**Problem to work on**: Write out the data again in full, exactly as it reads.

##### Stored data

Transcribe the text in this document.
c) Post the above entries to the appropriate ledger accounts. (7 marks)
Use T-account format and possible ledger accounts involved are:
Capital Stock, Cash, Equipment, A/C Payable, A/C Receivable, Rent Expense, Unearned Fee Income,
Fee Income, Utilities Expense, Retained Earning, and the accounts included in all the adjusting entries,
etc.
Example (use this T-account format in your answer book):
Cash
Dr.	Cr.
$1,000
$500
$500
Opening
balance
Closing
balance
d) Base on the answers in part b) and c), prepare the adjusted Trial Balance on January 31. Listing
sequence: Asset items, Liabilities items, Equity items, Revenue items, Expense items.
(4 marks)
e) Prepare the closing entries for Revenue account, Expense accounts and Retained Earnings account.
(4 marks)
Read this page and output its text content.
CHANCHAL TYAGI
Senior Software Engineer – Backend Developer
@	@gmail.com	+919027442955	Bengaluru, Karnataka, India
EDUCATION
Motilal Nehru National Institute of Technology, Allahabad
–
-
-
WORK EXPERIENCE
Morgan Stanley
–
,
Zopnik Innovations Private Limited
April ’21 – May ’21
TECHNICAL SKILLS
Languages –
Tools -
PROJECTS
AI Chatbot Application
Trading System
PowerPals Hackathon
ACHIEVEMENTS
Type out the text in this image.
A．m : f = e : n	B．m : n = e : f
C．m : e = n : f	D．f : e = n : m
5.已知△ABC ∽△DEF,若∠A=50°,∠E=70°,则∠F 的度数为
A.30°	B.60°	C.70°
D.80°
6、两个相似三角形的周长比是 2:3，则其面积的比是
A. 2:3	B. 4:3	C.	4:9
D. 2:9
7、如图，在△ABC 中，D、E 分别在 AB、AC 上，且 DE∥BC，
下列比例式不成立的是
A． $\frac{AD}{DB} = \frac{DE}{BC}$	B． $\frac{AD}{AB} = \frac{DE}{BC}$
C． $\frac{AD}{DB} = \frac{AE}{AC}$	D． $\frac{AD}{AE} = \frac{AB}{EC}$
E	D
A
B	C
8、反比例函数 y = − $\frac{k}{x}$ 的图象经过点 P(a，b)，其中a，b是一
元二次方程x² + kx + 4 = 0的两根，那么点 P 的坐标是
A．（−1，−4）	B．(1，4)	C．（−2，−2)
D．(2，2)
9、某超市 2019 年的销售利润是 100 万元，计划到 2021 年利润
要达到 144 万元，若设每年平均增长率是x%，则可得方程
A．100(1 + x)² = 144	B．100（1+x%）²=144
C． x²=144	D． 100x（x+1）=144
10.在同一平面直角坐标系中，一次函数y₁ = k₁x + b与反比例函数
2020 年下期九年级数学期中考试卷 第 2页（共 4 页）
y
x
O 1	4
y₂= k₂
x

##########

**Finished task**:
Transcribe the text in this document.
c) Post the above entries to the appropriate ledger accounts. (7 marks)
Use T-account format and possible ledger accounts involved are:
Capital Stock, Cash, Equipment, A/C Payable, A/C Receivable, Rent Expense, Unearned Fee Income,
Fee Income, Utilities Expense, Retained Earning, and the accounts included in all the adjusting entries,
etc.
Example (use this T-account format in your answer book):
Cash
Dr.	Cr.
$1,000
$500
$500
Opening
balance
Closing
balance
d) Base on the answers in part b) and c), prepare the adjusted Trial Balance on January 31. Listing
sequence: Asset items, Liabilities items, Equity items, Revenue items, Expense items.
(4 marks)
e) Prepare the closing entries for Revenue account, Expense accounts and Retained Earnings account.
(4 marks)
Read this page and output its text content.
CHANCHAL TYAGI
Senior Software Engineer – Backend Developer
@	@gmail.com	+919027442955	Bengaluru, Karnataka, India
EDUCATION
Motilal Nehru National Institute of Technology, Allahabad
–
-
-
WORK EXPERIENCE
Morgan Stanley
–
,
Zopnik Innovations Private Limited
April ’21 – May ’21
TECHNICAL SKILLS
Languages –
Tools -
PROJECTS
AI Chatbot Application
Trading System
PowerPals Hackathon
ACHIEVEMENTS
Type out the text in this image.
A．m : f = e : n	B．m : n = e : f
C．m : e = n : f	D．f : e = n : m
5.已知△ABC ∽△DEF,若∠A=50°,∠E=70°,则∠F 的度数为
A.30°	B.60°	C.70°
D.80°
6、两个相似三角形的周长比是 2:3，则其面积的比是
A. 2:3	B. 4:3	C.	4:9
D. 2:9
7、如图，在△ABC 中，D、E 分别在 AB、AC 上，且 DE∥BC，
下列比例式不成立的是
A． $\frac{AD}{DB} = \frac{DE}{BC}$	B． $\frac{AD}{AB} = \frac{DE}{BC}$
C． $\frac{AD}{DB} = \frac{AE}{AC}$	D． $\frac{AD}{AE} = \frac{AB}{EC}$
E	D
A
B	C
8、反比例函数 y = − $\frac{k}{x}$ 的图象经过点 P(a，b)，其中a，b是一
元二次方程x² + kx + 4 = 0的两根，那么点 P 的坐标是
A．（−1，−4）	B．(1，4)	C．（−2，−2)
D．(2，2)
9、某超市 2019 年的销售利润是 100 万元，计划到 2021 年利润
要达到 144 万元，若设每年平均增长率是x%，则可得方程
A．100(1 + x)² = 144	B．100（1+x%）²=144
C． x²=144	D． 100x（x+1）=144
10.在同一平面直角坐标系中，一次函数y₁ = k₁x + b与反比例函数
2020 年下期九年级数学期中考试卷 第 2页（共 4 页）
y
x
O 1	4
y₂= k₂
x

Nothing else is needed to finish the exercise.